- [THE EXERCISE]:
Exact repetition is required: output every record in full.
+++ EXERCISE MATERIALS +++
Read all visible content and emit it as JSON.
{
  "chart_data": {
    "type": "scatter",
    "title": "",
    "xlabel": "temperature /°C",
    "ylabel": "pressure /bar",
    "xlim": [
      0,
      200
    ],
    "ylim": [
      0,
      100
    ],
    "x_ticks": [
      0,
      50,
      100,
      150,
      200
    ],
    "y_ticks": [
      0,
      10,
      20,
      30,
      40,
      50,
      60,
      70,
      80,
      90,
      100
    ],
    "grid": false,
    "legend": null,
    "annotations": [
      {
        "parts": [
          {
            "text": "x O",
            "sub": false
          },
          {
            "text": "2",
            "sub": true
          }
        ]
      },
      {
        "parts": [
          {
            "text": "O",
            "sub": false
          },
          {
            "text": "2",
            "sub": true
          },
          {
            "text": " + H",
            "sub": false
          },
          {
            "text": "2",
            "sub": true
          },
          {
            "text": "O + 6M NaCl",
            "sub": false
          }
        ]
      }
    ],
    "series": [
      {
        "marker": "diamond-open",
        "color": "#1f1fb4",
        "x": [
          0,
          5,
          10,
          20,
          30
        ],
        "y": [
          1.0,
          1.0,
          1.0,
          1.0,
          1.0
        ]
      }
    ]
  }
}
+++
- [RESULT OF THIS EXERCISE]:
Read all visible content and emit it as JSON.
{
  "chart_data": {
    "type": "scatter",
    "title": "",
    "xlabel": "temperature /°C",
    "ylabel": "pressure /bar",
    "xlim": [
      0,
      200
    ],
    "ylim": [
      0,
      100
    ],
    "x_ticks": [
      0,
      50,
      100,
      150,
      200
    ],
    "y_ticks": [
      0,
      10,
      20,
      30,
      40,
      50,
      60,
      70,
      80,
      90,
      100
    ],
    "grid": false,
    "legend": null,
    "annotations": [
      {
        "parts": [
          {
            "text": "x O",
            "sub": false
          },
          {
            "text": "2",
            "sub": true
          }
        ]
      },
      {
        "parts": [
          {
            "text": "O",
            "sub": false
          },
          {
            "text": "2",
            "sub": true
          },
          {
            "text": " + H",
            "sub": false
          },
          {
            "text": "2",
            "sub": true
          },
          {
            "text": "O + 6M NaCl",
            "sub": false
          }
        ]
      }
    ],
    "series": [
      {
        "marker": "diamond-open",
        "color": "#1f1fb4",
        "x": [
          0,
          5,
          10,
          20,
          30
        ],
        "y": [
          1.0,
          1.0,
          1.0,
          1.0,
          1.0
        ]
      }
    ]
  }
}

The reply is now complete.